Stored data
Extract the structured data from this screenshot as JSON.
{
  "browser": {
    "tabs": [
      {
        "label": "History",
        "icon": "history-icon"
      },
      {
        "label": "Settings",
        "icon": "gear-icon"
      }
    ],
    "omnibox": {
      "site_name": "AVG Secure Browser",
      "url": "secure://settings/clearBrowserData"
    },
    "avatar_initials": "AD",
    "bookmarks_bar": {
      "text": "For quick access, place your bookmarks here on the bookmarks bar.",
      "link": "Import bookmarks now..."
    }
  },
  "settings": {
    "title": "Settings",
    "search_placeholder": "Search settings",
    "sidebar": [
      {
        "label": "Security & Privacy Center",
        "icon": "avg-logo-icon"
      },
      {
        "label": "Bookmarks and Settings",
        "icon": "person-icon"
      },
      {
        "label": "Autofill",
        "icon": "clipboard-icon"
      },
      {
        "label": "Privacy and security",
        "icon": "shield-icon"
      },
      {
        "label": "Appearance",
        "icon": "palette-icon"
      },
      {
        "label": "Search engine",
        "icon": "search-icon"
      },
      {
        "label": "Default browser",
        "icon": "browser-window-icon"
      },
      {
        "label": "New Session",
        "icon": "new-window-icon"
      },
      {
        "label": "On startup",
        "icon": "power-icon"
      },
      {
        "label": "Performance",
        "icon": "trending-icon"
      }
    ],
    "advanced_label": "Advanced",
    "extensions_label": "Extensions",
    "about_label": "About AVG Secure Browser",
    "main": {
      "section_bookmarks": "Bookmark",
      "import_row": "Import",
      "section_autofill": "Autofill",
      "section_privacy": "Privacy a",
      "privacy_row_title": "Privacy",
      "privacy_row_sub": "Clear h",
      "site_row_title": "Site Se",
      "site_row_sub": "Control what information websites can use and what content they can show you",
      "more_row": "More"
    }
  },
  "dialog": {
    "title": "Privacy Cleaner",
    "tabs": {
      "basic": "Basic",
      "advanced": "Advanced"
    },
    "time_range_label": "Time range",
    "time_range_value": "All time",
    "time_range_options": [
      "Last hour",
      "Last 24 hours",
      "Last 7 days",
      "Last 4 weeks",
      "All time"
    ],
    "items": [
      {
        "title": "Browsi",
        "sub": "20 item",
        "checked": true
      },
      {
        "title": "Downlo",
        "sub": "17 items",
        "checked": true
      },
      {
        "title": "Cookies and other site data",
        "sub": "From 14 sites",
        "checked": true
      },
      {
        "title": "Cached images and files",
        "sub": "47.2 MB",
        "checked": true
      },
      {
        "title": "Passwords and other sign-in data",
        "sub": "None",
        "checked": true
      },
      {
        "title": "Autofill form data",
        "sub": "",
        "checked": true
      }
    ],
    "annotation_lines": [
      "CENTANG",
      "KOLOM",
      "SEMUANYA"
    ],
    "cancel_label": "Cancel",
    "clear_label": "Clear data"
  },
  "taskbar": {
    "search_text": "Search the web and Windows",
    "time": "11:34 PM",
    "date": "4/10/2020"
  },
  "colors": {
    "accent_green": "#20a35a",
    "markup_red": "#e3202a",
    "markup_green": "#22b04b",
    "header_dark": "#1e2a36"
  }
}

[Exercise]: List the lines of the entries that include "Advanced".

[Output]:
    "advanced_label": "Advanced",
      "advanced": "Advanced"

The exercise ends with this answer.